Written request — Reproduce the line containing "Convert this screenshot" exactly, along with each line after it through the end of the data; pictures are left out.

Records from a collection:
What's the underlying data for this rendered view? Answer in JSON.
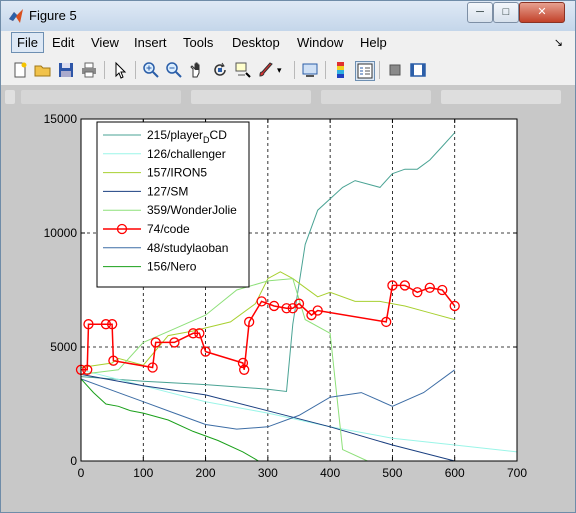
{
  "window": {
    "title": "Figure 5",
    "minimize_glyph": "─",
    "maximize_glyph": "□",
    "close_glyph": "✕"
  },
  "menu": {
    "items": [
      "File",
      "Edit",
      "View",
      "Insert",
      "Tools",
      "Desktop",
      "Window",
      "Help"
    ],
    "arrow": "↘"
  },
  "toolbar": {
    "icons": [
      "new-figure-icon",
      "open-file-icon",
      "save-icon",
      "print-icon",
      "pointer-icon",
      "zoom-in-icon",
      "zoom-out-icon",
      "pan-icon",
      "rotate-icon",
      "data-cursor-icon",
      "brush-icon",
      "link-icon",
      "colorbar-icon",
      "legend-icon",
      "hide-tools-icon",
      "show-tools-icon"
    ]
  },
  "colors": {
    "accent": "#ff0000",
    "axes_bg": "#ffffff",
    "figure_bg": "#c8c8c8"
  },
  "chart_data": {
    "type": "line",
    "title": "",
    "xlabel": "",
    "ylabel": "",
    "xlim": [
      0,
      700
    ],
    "ylim": [
      0,
      15000
    ],
    "xticks": [
      0,
      100,
      200,
      300,
      400,
      500,
      600,
      700
    ],
    "yticks": [
      0,
      5000,
      10000,
      15000
    ],
    "grid": true,
    "legend_position": "top-left",
    "series": [
      {
        "name": "215/player",
        "name_sub": "D",
        "name_tail": "CD",
        "color": "#4aa394",
        "marker": "",
        "x": [
          0,
          100,
          200,
          300,
          330,
          340,
          360,
          380,
          420,
          440,
          480,
          500,
          520,
          540,
          560,
          580,
          600
        ],
        "y": [
          3700,
          3500,
          3350,
          3150,
          3050,
          6000,
          9500,
          11000,
          12000,
          12300,
          12000,
          12600,
          12800,
          12800,
          13200,
          13800,
          14400
        ]
      },
      {
        "name": "126/challenger",
        "color": "#9bf5e8",
        "marker": "",
        "x": [
          0,
          100,
          200,
          300,
          400,
          500,
          600,
          700
        ],
        "y": [
          4000,
          3300,
          2600,
          2100,
          1500,
          1000,
          700,
          400
        ]
      },
      {
        "name": "157/IRON5",
        "color": "#a8d030",
        "marker": "",
        "x": [
          0,
          50,
          60,
          100,
          140,
          180,
          240,
          280,
          300,
          320,
          340,
          360,
          380,
          400,
          440,
          480,
          520,
          560,
          600
        ],
        "y": [
          4100,
          4300,
          4500,
          4200,
          5500,
          5700,
          6100,
          6900,
          8000,
          8300,
          8000,
          7600,
          7200,
          7400,
          7000,
          7000,
          6800,
          6500,
          6200
        ]
      },
      {
        "name": "127/SM",
        "color": "#1a3f80",
        "marker": "",
        "x": [
          0,
          100,
          200,
          300,
          400,
          500,
          600
        ],
        "y": [
          3800,
          3300,
          2900,
          2200,
          1500,
          700,
          0
        ]
      },
      {
        "name": "359/WonderJolie",
        "color": "#8ee07a",
        "marker": "",
        "x": [
          0,
          60,
          100,
          150,
          200,
          250,
          300,
          340,
          360,
          400,
          420,
          460
        ],
        "y": [
          3800,
          4000,
          5200,
          5800,
          6400,
          7500,
          7900,
          8000,
          6200,
          5600,
          500,
          0
        ]
      },
      {
        "name": "74/code",
        "color": "#ff0000",
        "marker": "o",
        "x": [
          0,
          10,
          12,
          40,
          50,
          52,
          115,
          120,
          150,
          180,
          190,
          200,
          260,
          262,
          270,
          290,
          310,
          330,
          340,
          350,
          370,
          380,
          490,
          500,
          520,
          540,
          560,
          580,
          600
        ],
        "y": [
          4000,
          4000,
          6000,
          6000,
          6000,
          4400,
          4100,
          5200,
          5200,
          5600,
          5600,
          4800,
          4300,
          4000,
          6100,
          7000,
          6800,
          6700,
          6700,
          6900,
          6400,
          6600,
          6100,
          7700,
          7700,
          7400,
          7600,
          7500,
          6800
        ]
      },
      {
        "name": "48/studylaoban",
        "color": "#3d6da5",
        "marker": "",
        "x": [
          0,
          50,
          100,
          150,
          200,
          250,
          300,
          350,
          400,
          450,
          500,
          550,
          600
        ],
        "y": [
          3600,
          3100,
          2600,
          2100,
          1600,
          1400,
          1500,
          2000,
          2800,
          3000,
          2400,
          3000,
          4000
        ]
      },
      {
        "name": "156/Nero",
        "color": "#1aa01a",
        "marker": "",
        "x": [
          0,
          20,
          40,
          60,
          80,
          100,
          140,
          180,
          220,
          260,
          285
        ],
        "y": [
          3600,
          3000,
          2500,
          2400,
          2200,
          2100,
          1800,
          1300,
          900,
          400,
          0
        ]
      }
    ]
  }
}
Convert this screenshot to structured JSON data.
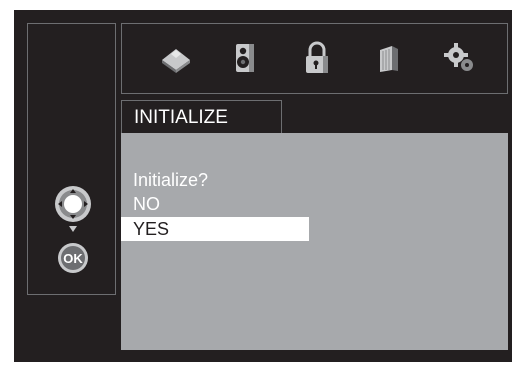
{
  "menu": {
    "tab_title": "INITIALIZE",
    "question": "Initialize?",
    "options": [
      {
        "label": "NO",
        "selected": false
      },
      {
        "label": "YES",
        "selected": true
      }
    ]
  },
  "icons": [
    "language-icon",
    "speaker-icon",
    "lock-icon",
    "books-icon",
    "gear-icon"
  ],
  "remote": {
    "dpad_icon": "dpad-icon",
    "ok_label": "OK"
  },
  "colors": {
    "background": "#231f20",
    "panel": "#a7a9ac",
    "highlight": "#ffffff",
    "border": "#6d6e71"
  }
}
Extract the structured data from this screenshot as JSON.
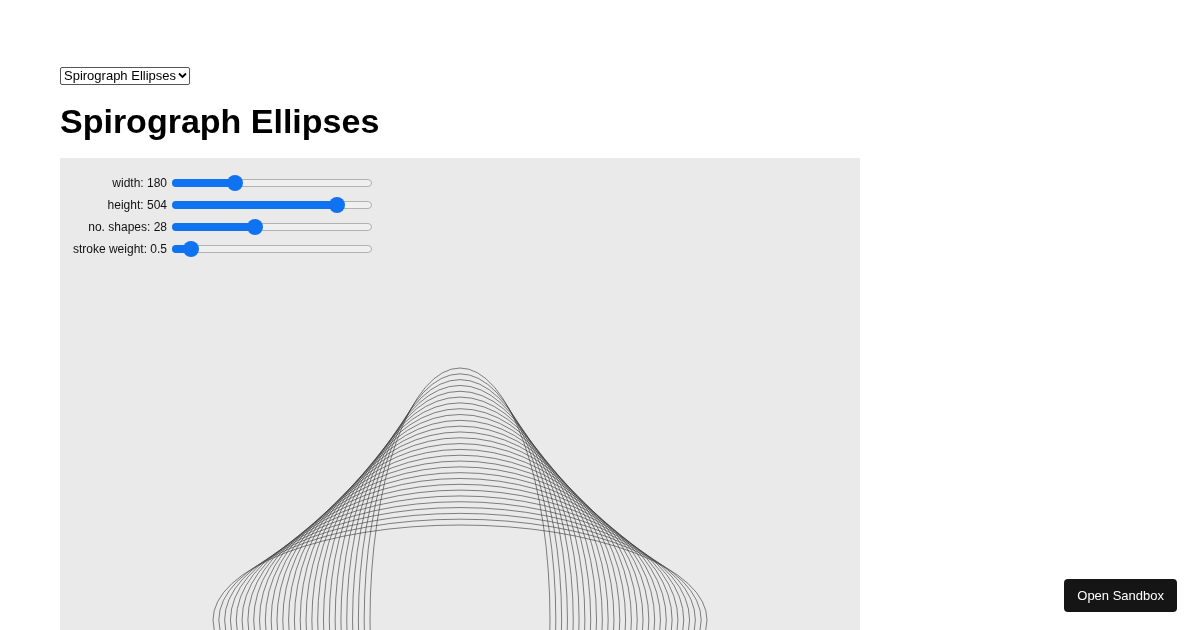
{
  "selector": {
    "value": "Spirograph Ellipses"
  },
  "title": "Spirograph Ellipses",
  "controls": [
    {
      "label": "width: 180",
      "level": 0.31
    },
    {
      "label": "height: 504",
      "level": 0.82
    },
    {
      "label": "no. shapes: 28",
      "level": 0.41
    },
    {
      "label": "stroke weight: 0.5",
      "level": 0.09
    }
  ],
  "sandbox_button": "Open Sandbox"
}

Reply —
Convert this screenshot to structured JSON data.
{
  "menu": {
    "tab_title": "INITIALIZE",
    "question": "Initialize?",
    "options": [
      {
        "label": "NO",
        "selected": false
      },
      {
        "label": "YES",
        "selected": true
      }
    ]
  },
  "icons": [
    "language-icon",
    "speaker-icon",
    "lock-icon",
    "books-icon",
    "gear-icon"
  ],
  "remote": {
    "dpad_icon": "dpad-icon",
    "ok_label": "OK"
  },
  "colors": {
    "background": "#231f20",
    "panel": "#a7a9ac",
    "highlight": "#ffffff",
    "border": "#6d6e71"
  }
}
Extract the structured data from this screenshot as JSON.
{
  "selector": {
    "value": "Spirograph Ellipses"
  },
  "title": "Spirograph Ellipses",
  "controls": [
    {
      "label": "width: 180",
      "level": 0.31
    },
    {
      "label": "height: 504",
      "level": 0.82
    },
    {
      "label": "no. shapes: 28",
      "level": 0.41
    },
    {
      "label": "stroke weight: 0.5",
      "level": 0.09
    }
  ],
  "sandbox_button": "Open Sandbox"
}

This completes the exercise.